Exactly reproduce each entry, leaving out nothing.

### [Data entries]
--- BEGIN ---

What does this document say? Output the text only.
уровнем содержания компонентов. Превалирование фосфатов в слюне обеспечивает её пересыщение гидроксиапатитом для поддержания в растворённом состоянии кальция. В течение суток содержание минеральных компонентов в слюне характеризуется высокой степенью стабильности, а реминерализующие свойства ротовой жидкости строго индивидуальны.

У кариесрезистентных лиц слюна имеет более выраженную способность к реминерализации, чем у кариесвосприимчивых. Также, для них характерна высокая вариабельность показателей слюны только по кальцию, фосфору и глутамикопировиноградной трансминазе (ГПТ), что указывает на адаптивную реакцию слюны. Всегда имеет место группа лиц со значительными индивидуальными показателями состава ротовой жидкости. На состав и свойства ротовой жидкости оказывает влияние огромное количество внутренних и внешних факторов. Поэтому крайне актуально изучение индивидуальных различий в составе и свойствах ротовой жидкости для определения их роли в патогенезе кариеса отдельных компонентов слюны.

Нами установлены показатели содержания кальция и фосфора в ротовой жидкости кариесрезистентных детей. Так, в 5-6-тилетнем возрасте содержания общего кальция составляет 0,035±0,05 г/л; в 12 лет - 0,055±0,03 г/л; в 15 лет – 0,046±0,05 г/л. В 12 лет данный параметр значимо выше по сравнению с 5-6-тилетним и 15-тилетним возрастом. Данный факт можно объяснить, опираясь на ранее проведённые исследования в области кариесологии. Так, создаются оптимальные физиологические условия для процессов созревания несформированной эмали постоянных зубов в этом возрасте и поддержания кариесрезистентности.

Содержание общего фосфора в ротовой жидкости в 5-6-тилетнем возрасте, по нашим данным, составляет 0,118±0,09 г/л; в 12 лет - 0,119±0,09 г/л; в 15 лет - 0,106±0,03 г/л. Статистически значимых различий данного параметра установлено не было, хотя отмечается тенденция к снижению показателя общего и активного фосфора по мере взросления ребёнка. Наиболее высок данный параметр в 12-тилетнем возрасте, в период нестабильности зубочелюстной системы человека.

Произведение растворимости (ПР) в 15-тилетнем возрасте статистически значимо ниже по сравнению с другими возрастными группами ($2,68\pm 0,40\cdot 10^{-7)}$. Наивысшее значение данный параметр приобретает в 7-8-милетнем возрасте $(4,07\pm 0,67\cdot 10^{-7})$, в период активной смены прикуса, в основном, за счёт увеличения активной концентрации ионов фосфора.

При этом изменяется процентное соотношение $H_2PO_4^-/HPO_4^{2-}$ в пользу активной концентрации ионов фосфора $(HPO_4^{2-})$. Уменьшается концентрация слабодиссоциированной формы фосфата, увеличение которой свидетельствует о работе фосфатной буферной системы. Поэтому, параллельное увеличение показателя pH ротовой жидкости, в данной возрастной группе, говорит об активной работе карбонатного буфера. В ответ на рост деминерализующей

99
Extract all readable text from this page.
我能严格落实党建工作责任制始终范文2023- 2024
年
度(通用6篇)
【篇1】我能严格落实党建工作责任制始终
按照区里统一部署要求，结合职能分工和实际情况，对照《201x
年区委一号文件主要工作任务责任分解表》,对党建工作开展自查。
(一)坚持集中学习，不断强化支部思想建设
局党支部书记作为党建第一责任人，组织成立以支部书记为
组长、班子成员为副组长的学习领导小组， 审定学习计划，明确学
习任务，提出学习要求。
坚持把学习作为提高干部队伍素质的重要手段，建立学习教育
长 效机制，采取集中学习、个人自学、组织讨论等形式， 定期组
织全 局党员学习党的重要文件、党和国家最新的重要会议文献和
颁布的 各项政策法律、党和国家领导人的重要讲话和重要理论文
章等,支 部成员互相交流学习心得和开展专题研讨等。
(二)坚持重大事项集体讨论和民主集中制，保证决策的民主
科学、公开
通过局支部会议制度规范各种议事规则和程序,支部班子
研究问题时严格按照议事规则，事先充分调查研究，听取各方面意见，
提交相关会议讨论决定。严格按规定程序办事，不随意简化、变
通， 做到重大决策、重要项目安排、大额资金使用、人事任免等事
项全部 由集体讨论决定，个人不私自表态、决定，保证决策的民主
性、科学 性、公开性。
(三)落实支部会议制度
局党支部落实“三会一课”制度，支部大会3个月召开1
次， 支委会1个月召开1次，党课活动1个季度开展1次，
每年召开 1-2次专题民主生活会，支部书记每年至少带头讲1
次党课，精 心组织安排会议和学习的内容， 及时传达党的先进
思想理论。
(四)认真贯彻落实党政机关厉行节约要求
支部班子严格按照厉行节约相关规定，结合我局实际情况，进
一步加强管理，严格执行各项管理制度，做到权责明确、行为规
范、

--- END ---

### [SOLUTION TO THE EXERCISE]
What does this document say? Output the text only.
уровнем содержания компонентов. Превалирование фосфатов в слюне обеспечивает её пересыщение гидроксиапатитом для поддержания в растворённом состоянии кальция. В течение суток содержание минеральных компонентов в слюне характеризуется высокой степенью стабильности, а реминерализующие свойства ротовой жидкости строго индивидуальны.

У кариесрезистентных лиц слюна имеет более выраженную способность к реминерализации, чем у кариесвосприимчивых. Также, для них характерна высокая вариабельность показателей слюны только по кальцию, фосфору и глутамикопировиноградной трансминазе (ГПТ), что указывает на адаптивную реакцию слюны. Всегда имеет место группа лиц со значительными индивидуальными показателями состава ротовой жидкости. На состав и свойства ротовой жидкости оказывает влияние огромное количество внутренних и внешних факторов. Поэтому крайне актуально изучение индивидуальных различий в составе и свойствах ротовой жидкости для определения их роли в патогенезе кариеса отдельных компонентов слюны.

Нами установлены показатели содержания кальция и фосфора в ротовой жидкости кариесрезистентных детей. Так, в 5-6-тилетнем возрасте содержания общего кальция составляет 0,035±0,05 г/л; в 12 лет - 0,055±0,03 г/л; в 15 лет – 0,046±0,05 г/л. В 12 лет данный параметр значимо выше по сравнению с 5-6-тилетним и 15-тилетним возрастом. Данный факт можно объяснить, опираясь на ранее проведённые исследования в области кариесологии. Так, создаются оптимальные физиологические условия для процессов созревания несформированной эмали постоянных зубов в этом возрасте и поддержания кариесрезистентности.

Содержание общего фосфора в ротовой жидкости в 5-6-тилетнем возрасте, по нашим данным, составляет 0,118±0,09 г/л; в 12 лет - 0,119±0,09 г/л; в 15 лет - 0,106±0,03 г/л. Статистически значимых различий данного параметра установлено не было, хотя отмечается тенденция к снижению показателя общего и активного фосфора по мере взросления ребёнка. Наиболее высок данный параметр в 12-тилетнем возрасте, в период нестабильности зубочелюстной системы человека.

Произведение растворимости (ПР) в 15-тилетнем возрасте статистически значимо ниже по сравнению с другими возрастными группами ($2,68\pm 0,40\cdot 10^{-7)}$. Наивысшее значение данный параметр приобретает в 7-8-милетнем возрасте $(4,07\pm 0,67\cdot 10^{-7})$, в период активной смены прикуса, в основном, за счёт увеличения активной концентрации ионов фосфора.

При этом изменяется процентное соотношение $H_2PO_4^-/HPO_4^{2-}$ в пользу активной концентрации ионов фосфора $(HPO_4^{2-})$. Уменьшается концентрация слабодиссоциированной формы фосфата, увеличение которой свидетельствует о работе фосфатной буферной системы. Поэтому, параллельное увеличение показателя pH ротовой жидкости, в данной возрастной группе, говорит об активной работе карбонатного буфера. В ответ на рост деминерализующей

99
Extract all readable text from this page.
我能严格落实党建工作责任制始终范文2023- 2024
年
度(通用6篇)
【篇1】我能严格落实党建工作责任制始终
按照区里统一部署要求，结合职能分工和实际情况，对照《201x
年区委一号文件主要工作任务责任分解表》,对党建工作开展自查。
(一)坚持集中学习，不断强化支部思想建设
局党支部书记作为党建第一责任人，组织成立以支部书记为
组长、班子成员为副组长的学习领导小组， 审定学习计划，明确学
习任务，提出学习要求。
坚持把学习作为提高干部队伍素质的重要手段，建立学习教育
长 效机制，采取集中学习、个人自学、组织讨论等形式， 定期组
织全 局党员学习党的重要文件、党和国家最新的重要会议文献和
颁布的 各项政策法律、党和国家领导人的重要讲话和重要理论文
章等,支 部成员互相交流学习心得和开展专题研讨等。
(二)坚持重大事项集体讨论和民主集中制，保证决策的民主
科学、公开
通过局支部会议制度规范各种议事规则和程序,支部班子
研究问题时严格按照议事规则，事先充分调查研究，听取各方面意见，
提交相关会议讨论决定。严格按规定程序办事，不随意简化、变
通， 做到重大决策、重要项目安排、大额资金使用、人事任免等事
项全部 由集体讨论决定，个人不私自表态、决定，保证决策的民主
性、科学 性、公开性。
(三)落实支部会议制度
局党支部落实“三会一课”制度，支部大会3个月召开1
次， 支委会1个月召开1次，党课活动1个季度开展1次，
每年召开 1-2次专题民主生活会，支部书记每年至少带头讲1
次党课，精 心组织安排会议和学习的内容， 及时传达党的先进
思想理论。
(四)认真贯彻落实党政机关厉行节约要求
支部班子严格按照厉行节约相关规定，结合我局实际情况，进
一步加强管理，严格执行各项管理制度，做到权责明确、行为规
范、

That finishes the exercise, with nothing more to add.